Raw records
--------------------------------

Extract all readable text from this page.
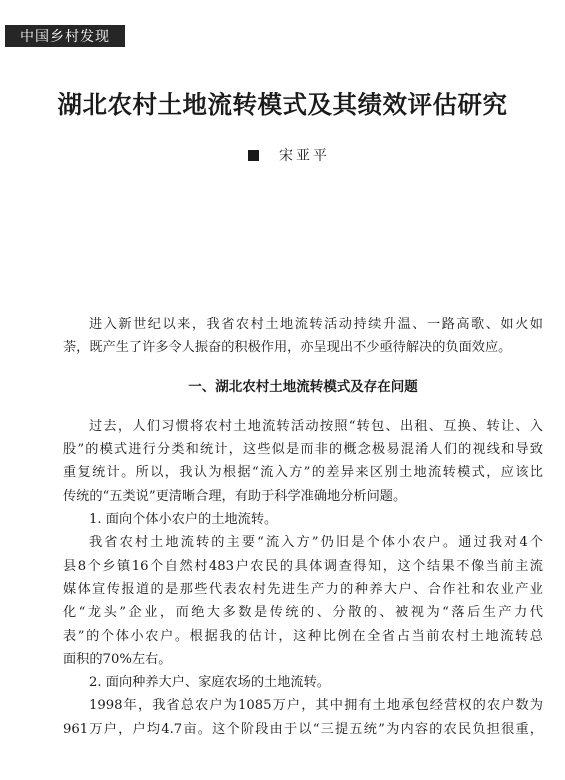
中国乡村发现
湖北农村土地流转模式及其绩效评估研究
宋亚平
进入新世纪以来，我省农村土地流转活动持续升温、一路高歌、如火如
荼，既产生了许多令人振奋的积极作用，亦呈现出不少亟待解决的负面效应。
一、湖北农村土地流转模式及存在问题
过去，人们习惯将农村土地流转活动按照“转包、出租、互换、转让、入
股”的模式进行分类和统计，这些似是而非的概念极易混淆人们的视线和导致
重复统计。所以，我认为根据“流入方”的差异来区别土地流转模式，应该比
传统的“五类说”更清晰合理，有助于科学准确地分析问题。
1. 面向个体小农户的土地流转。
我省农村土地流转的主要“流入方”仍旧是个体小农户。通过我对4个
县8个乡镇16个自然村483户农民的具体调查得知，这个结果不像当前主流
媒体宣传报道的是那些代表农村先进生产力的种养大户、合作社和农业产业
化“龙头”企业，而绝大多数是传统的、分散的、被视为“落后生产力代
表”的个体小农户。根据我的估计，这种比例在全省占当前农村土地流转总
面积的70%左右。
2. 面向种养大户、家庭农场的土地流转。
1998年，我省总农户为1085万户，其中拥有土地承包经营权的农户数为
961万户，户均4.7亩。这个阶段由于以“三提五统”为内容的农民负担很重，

--------------------------------

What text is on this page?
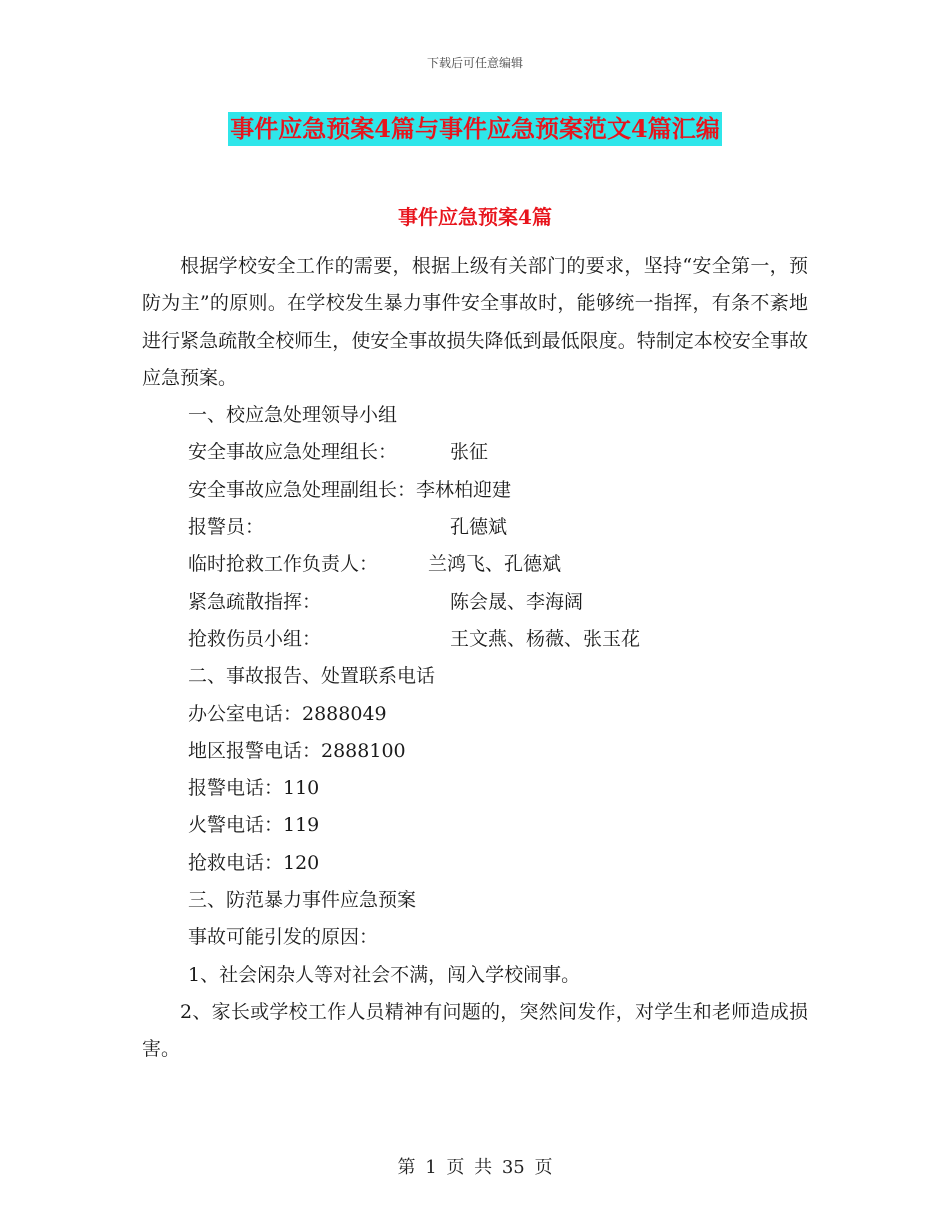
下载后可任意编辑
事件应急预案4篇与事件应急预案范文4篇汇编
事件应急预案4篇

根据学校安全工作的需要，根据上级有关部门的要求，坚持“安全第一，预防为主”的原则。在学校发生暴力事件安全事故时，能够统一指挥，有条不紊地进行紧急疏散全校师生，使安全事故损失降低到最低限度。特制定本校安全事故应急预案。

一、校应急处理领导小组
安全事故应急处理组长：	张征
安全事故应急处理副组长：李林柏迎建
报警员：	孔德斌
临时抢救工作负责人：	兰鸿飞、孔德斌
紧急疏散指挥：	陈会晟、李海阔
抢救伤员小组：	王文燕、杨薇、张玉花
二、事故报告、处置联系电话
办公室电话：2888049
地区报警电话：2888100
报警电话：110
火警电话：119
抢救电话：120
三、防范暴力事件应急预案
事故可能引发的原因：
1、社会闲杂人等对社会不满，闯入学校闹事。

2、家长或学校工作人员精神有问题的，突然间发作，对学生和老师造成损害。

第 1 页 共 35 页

--------------------------------

Stated exercise:
Go through the records and copy each line with "page" in it.

Finished answer:
Extract all readable text from this page.
What text is on this page?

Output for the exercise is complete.